Data for processing ▸
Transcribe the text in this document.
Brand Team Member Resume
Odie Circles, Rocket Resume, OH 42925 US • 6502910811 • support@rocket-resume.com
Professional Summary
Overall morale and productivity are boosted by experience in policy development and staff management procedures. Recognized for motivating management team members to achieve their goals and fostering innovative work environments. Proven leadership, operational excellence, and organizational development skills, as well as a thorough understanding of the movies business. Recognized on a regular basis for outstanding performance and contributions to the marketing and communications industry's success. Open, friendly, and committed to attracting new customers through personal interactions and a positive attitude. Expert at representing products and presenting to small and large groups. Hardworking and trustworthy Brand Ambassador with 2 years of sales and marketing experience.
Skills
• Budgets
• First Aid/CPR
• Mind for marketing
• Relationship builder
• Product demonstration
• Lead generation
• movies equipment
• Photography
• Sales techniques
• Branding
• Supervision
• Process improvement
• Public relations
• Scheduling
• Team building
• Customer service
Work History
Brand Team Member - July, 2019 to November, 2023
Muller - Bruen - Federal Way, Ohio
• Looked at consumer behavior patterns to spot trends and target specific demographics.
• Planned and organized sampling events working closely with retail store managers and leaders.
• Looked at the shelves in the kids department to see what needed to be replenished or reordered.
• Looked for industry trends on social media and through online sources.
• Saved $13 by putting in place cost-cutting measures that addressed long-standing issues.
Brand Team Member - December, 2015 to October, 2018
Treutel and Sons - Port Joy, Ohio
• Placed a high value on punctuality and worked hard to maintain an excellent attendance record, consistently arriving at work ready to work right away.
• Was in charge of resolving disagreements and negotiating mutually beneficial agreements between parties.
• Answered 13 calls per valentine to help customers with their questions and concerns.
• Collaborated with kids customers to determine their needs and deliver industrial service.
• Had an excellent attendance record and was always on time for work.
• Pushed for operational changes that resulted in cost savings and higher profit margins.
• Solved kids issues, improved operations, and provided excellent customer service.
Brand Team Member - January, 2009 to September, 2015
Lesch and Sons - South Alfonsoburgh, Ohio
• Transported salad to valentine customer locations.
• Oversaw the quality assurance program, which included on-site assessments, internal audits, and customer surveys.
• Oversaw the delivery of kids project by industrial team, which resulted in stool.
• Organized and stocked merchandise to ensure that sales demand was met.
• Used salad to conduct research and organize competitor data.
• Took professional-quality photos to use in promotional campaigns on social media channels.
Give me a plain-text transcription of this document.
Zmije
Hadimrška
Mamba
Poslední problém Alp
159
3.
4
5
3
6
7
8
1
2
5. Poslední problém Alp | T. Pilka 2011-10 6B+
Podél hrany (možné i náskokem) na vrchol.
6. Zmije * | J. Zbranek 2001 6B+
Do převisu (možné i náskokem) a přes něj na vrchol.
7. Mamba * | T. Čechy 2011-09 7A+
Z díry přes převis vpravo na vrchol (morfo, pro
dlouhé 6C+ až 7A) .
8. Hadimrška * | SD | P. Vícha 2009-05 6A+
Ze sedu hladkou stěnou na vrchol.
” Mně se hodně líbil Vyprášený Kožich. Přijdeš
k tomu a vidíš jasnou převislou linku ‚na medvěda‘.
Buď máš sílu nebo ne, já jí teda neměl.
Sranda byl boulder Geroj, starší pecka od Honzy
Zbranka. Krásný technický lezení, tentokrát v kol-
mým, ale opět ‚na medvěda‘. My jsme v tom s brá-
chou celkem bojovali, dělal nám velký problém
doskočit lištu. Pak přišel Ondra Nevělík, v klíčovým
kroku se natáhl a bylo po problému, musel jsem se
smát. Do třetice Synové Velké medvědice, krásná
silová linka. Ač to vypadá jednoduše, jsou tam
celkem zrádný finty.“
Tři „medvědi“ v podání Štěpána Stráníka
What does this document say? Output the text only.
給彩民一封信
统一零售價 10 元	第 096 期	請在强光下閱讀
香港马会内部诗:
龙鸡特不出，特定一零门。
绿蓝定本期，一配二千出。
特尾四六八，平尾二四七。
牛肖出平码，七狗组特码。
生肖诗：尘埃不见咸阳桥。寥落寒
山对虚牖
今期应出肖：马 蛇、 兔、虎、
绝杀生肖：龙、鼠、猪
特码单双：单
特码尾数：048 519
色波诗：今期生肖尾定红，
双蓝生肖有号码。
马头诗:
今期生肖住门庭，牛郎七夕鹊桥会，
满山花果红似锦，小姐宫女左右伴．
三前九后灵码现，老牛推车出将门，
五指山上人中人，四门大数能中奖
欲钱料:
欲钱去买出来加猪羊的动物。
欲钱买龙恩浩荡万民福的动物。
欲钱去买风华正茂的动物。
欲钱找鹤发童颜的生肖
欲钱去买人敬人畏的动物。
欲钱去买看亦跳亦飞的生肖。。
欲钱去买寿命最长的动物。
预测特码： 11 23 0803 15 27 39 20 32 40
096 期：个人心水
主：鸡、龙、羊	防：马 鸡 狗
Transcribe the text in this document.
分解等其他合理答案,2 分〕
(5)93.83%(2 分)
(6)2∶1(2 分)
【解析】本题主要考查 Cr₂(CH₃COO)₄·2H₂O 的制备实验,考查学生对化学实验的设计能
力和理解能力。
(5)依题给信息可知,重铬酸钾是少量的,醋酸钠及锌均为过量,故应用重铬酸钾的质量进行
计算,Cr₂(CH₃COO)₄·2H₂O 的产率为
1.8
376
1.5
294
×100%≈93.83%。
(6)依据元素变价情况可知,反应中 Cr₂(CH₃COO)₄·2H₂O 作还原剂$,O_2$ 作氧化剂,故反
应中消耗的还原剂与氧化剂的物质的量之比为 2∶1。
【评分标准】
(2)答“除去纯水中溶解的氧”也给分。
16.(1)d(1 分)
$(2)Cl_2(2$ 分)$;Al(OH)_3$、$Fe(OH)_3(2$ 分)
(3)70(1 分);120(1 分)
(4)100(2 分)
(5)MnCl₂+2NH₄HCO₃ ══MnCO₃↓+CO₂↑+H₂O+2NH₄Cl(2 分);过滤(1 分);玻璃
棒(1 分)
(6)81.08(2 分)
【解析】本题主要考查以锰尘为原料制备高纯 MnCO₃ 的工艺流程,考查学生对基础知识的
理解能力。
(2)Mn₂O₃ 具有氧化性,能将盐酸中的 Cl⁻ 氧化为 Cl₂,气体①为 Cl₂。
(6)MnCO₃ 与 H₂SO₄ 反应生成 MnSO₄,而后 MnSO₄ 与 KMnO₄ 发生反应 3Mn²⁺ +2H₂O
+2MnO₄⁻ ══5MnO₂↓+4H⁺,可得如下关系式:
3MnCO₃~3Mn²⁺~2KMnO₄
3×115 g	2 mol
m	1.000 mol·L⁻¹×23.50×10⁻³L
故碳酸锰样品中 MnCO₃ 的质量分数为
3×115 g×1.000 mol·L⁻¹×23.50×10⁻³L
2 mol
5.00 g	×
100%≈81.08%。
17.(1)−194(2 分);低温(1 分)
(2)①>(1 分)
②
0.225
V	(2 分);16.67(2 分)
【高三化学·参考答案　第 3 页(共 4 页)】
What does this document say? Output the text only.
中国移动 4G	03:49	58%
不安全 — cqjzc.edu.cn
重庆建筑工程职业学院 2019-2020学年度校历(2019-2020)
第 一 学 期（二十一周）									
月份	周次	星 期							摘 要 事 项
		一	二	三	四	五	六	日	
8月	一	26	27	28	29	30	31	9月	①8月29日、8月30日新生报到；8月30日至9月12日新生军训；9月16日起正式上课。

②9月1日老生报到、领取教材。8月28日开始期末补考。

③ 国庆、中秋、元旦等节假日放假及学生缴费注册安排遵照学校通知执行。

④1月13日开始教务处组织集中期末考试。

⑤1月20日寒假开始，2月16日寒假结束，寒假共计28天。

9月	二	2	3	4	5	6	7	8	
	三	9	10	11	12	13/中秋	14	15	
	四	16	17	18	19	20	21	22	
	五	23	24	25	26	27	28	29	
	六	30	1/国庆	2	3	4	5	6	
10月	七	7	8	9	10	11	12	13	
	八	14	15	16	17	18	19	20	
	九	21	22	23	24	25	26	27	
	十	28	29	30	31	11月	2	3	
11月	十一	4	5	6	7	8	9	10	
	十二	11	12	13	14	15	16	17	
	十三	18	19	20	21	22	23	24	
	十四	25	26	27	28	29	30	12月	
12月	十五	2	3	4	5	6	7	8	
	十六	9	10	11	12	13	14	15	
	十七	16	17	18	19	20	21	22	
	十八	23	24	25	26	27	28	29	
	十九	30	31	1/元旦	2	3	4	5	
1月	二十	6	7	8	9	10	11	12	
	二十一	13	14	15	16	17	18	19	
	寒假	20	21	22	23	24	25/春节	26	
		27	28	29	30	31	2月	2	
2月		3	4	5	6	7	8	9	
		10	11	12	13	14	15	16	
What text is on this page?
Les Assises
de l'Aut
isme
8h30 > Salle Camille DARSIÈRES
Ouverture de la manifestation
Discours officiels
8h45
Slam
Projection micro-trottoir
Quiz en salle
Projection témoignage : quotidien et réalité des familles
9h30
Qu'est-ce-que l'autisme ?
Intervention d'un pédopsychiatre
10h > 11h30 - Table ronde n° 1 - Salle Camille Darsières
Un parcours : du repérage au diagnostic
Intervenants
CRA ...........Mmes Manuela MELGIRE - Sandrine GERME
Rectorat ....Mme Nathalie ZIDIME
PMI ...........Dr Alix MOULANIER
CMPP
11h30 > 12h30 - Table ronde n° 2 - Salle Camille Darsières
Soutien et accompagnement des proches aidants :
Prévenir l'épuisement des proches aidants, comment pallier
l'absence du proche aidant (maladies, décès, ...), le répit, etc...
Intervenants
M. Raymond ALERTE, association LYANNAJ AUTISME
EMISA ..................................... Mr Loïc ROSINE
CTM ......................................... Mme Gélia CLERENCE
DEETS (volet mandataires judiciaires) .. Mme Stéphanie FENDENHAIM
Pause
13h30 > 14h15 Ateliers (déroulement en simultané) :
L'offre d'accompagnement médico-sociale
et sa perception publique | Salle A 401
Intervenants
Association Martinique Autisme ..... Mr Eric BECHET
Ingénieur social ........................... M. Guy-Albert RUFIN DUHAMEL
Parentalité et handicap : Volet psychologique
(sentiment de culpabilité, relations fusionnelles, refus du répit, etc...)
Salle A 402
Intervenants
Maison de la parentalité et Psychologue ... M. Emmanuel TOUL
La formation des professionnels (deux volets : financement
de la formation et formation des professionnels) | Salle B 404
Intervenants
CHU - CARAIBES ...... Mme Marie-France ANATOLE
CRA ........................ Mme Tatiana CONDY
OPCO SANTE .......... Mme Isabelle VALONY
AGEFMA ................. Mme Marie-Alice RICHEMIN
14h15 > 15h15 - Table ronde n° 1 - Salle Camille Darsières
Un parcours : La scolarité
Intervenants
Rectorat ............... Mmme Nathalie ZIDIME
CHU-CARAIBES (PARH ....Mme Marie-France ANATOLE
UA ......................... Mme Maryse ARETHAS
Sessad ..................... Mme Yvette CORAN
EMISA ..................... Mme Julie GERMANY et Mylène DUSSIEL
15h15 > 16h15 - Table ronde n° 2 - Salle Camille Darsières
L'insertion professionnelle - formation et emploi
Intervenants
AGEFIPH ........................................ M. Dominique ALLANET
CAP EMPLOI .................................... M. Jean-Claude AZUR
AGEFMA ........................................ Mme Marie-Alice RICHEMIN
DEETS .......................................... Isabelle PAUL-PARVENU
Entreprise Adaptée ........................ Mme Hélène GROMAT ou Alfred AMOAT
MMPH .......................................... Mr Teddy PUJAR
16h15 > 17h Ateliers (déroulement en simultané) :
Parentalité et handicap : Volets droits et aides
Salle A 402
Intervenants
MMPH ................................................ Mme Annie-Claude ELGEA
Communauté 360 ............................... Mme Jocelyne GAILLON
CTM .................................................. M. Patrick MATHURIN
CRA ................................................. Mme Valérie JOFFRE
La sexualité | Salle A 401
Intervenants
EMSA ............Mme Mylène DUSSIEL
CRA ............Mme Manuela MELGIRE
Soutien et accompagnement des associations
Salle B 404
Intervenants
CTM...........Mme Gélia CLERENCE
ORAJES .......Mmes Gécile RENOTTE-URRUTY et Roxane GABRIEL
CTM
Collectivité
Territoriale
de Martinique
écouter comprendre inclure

What you need to do ▸
Only a number is needed: how many lines of the material above contain "customers"?

Full response ▸
3